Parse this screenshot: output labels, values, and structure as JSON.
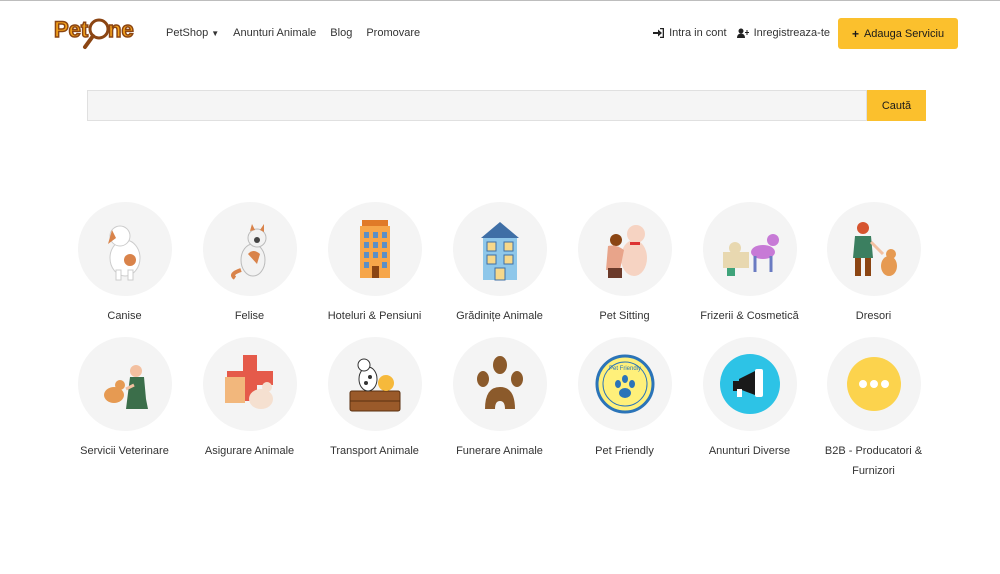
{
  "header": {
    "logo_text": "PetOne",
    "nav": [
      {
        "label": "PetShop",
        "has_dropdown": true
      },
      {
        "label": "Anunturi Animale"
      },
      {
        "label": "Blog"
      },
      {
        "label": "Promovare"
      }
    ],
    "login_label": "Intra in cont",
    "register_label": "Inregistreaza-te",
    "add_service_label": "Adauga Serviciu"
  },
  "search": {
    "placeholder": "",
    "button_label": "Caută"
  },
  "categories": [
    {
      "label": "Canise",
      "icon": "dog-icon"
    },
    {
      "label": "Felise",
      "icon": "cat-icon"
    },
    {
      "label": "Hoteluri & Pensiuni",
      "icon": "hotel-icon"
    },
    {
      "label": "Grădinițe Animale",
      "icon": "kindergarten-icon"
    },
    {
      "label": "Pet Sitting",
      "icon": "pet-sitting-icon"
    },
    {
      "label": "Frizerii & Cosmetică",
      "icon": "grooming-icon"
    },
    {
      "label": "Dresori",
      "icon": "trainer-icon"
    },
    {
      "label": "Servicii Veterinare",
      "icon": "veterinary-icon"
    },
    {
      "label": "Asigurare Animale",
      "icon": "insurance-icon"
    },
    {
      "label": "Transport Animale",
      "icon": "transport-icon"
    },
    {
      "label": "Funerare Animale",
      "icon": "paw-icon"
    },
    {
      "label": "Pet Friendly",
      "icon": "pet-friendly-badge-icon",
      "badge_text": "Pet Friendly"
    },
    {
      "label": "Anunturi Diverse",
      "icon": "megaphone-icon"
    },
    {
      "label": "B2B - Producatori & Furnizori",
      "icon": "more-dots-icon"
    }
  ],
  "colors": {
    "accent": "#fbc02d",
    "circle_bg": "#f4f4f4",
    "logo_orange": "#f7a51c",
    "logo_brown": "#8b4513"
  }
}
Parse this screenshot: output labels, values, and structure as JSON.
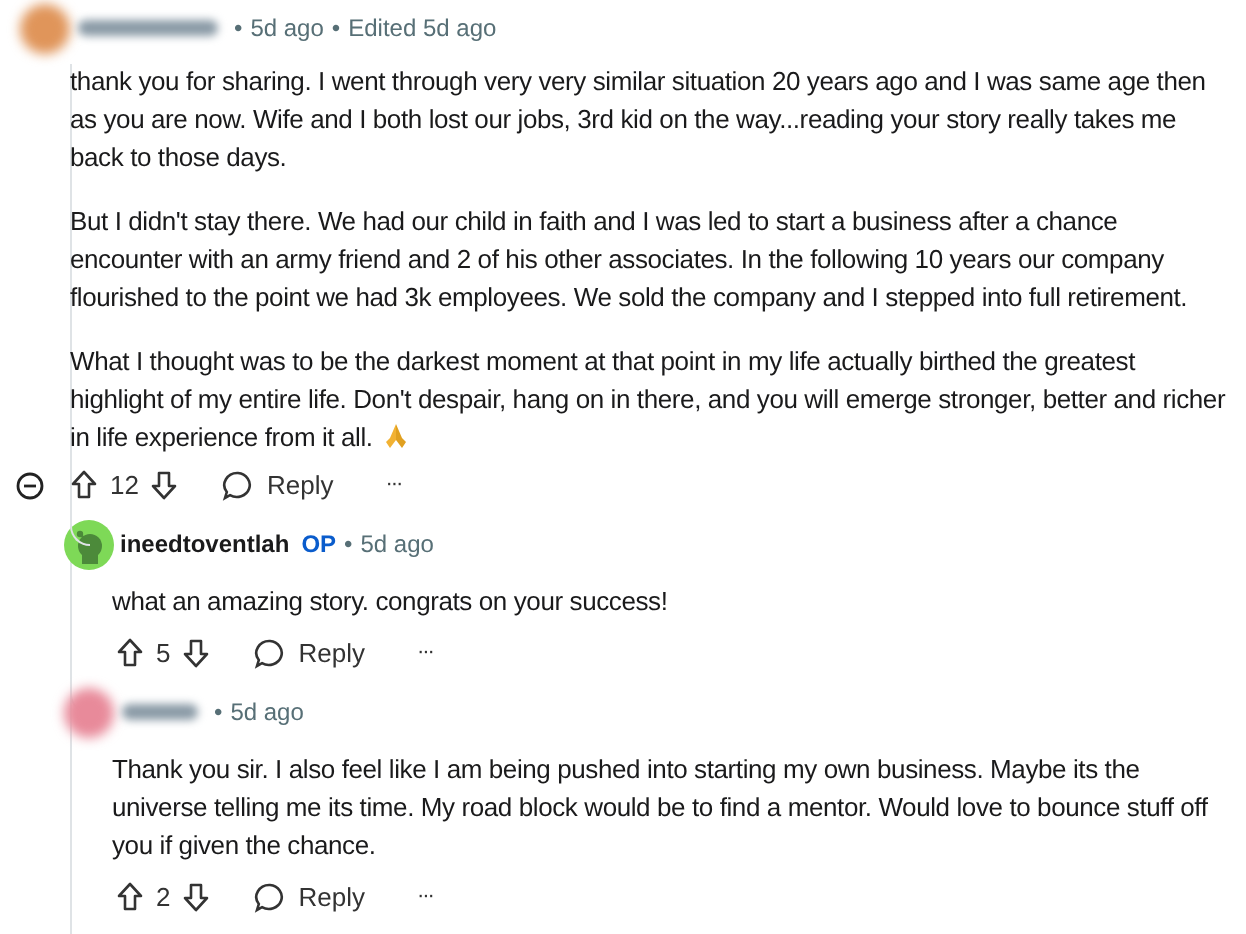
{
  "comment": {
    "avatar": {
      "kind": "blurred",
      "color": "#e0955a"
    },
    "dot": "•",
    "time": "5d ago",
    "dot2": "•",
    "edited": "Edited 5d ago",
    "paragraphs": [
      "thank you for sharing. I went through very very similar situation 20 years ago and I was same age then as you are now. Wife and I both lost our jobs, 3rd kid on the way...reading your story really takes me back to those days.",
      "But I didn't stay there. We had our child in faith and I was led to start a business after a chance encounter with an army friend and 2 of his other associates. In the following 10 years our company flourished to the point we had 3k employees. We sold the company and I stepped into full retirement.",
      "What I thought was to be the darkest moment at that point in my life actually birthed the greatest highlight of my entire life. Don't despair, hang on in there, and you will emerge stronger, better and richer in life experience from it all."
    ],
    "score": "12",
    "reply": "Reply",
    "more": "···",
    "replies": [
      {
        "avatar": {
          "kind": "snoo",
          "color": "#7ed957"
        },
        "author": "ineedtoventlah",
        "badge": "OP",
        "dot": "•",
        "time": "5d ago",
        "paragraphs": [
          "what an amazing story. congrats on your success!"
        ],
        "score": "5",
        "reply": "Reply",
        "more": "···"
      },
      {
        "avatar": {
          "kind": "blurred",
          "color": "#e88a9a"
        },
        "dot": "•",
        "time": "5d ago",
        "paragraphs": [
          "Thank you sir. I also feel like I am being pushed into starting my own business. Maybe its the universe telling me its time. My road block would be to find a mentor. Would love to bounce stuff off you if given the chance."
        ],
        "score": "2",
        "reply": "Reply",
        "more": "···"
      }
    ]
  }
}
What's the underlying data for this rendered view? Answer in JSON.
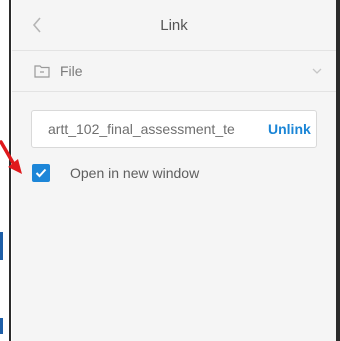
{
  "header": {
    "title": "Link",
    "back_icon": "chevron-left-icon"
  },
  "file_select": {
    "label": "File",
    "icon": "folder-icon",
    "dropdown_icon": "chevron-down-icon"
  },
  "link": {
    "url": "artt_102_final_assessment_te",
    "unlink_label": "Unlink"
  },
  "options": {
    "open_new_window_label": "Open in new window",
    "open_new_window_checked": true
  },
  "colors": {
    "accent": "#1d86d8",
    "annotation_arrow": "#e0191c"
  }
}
-=-=-
◆ Exercise brief
Select every line of the records holding the string "chance".

◆ Final answer
      "But I didn't stay there. We had our child in faith and I was led to start a business after a chance encounter with an army friend and 2 of his other associates. In the following 10 years our company flourished to the point we had 3k employees. We sold the company and I stepped into full retirement.",
          "Thank you sir. I also feel like I am being pushed into starting my own business. Maybe its the universe telling me its time. My road block would be to find a mentor. Would love to bounce stuff off you if given the chance."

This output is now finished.